Given problem -
Repeat the material exactly, every line of it.

Supplied data -
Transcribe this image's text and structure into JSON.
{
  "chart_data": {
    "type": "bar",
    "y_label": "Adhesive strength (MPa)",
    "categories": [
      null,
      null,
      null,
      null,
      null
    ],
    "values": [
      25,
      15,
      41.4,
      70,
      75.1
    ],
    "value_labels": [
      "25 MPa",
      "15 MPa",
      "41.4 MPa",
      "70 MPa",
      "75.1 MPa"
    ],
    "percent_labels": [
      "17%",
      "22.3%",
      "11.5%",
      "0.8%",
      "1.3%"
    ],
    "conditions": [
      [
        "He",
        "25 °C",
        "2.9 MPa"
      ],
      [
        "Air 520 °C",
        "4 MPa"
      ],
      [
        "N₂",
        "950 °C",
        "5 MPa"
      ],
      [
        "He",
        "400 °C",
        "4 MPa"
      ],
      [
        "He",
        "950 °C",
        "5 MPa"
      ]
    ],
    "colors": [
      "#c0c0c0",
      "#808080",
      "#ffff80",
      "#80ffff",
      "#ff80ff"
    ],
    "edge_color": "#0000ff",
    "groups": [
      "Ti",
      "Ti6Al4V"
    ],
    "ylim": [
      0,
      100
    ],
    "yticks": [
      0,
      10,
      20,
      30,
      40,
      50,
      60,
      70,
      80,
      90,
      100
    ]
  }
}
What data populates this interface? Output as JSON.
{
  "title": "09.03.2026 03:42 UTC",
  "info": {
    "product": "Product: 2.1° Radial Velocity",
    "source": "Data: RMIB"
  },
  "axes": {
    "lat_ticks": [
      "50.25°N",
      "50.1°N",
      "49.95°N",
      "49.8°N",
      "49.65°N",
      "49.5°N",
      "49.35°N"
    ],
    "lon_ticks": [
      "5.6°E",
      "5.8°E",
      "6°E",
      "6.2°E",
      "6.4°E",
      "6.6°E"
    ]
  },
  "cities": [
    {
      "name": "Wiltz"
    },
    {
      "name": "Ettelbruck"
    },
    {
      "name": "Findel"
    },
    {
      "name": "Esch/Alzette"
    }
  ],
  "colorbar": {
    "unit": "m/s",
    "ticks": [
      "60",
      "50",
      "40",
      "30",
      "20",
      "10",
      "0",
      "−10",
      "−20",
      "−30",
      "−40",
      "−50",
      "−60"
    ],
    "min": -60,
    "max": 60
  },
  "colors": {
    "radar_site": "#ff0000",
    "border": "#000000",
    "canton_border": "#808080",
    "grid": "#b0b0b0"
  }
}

Worked solution -
Transcribe this image's text and structure into JSON.
{
  "chart_data": {
    "type": "bar",
    "y_label": "Adhesive strength (MPa)",
    "categories": [
      null,
      null,
      null,
      null,
      null
    ],
    "values": [
      25,
      15,
      41.4,
      70,
      75.1
    ],
    "value_labels": [
      "25 MPa",
      "15 MPa",
      "41.4 MPa",
      "70 MPa",
      "75.1 MPa"
    ],
    "percent_labels": [
      "17%",
      "22.3%",
      "11.5%",
      "0.8%",
      "1.3%"
    ],
    "conditions": [
      [
        "He",
        "25 °C",
        "2.9 MPa"
      ],
      [
        "Air 520 °C",
        "4 MPa"
      ],
      [
        "N₂",
        "950 °C",
        "5 MPa"
      ],
      [
        "He",
        "400 °C",
        "4 MPa"
      ],
      [
        "He",
        "950 °C",
        "5 MPa"
      ]
    ],
    "colors": [
      "#c0c0c0",
      "#808080",
      "#ffff80",
      "#80ffff",
      "#ff80ff"
    ],
    "edge_color": "#0000ff",
    "groups": [
      "Ti",
      "Ti6Al4V"
    ],
    "ylim": [
      0,
      100
    ],
    "yticks": [
      0,
      10,
      20,
      30,
      40,
      50,
      60,
      70,
      80,
      90,
      100
    ]
  }
}
What data populates this interface? Output as JSON.
{
  "title": "09.03.2026 03:42 UTC",
  "info": {
    "product": "Product: 2.1° Radial Velocity",
    "source": "Data: RMIB"
  },
  "axes": {
    "lat_ticks": [
      "50.25°N",
      "50.1°N",
      "49.95°N",
      "49.8°N",
      "49.65°N",
      "49.5°N",
      "49.35°N"
    ],
    "lon_ticks": [
      "5.6°E",
      "5.8°E",
      "6°E",
      "6.2°E",
      "6.4°E",
      "6.6°E"
    ]
  },
  "cities": [
    {
      "name": "Wiltz"
    },
    {
      "name": "Ettelbruck"
    },
    {
      "name": "Findel"
    },
    {
      "name": "Esch/Alzette"
    }
  ],
  "colorbar": {
    "unit": "m/s",
    "ticks": [
      "60",
      "50",
      "40",
      "30",
      "20",
      "10",
      "0",
      "−10",
      "−20",
      "−30",
      "−40",
      "−50",
      "−60"
    ],
    "min": -60,
    "max": 60
  },
  "colors": {
    "radar_site": "#ff0000",
    "border": "#000000",
    "canton_border": "#808080",
    "grid": "#b0b0b0"
  }
}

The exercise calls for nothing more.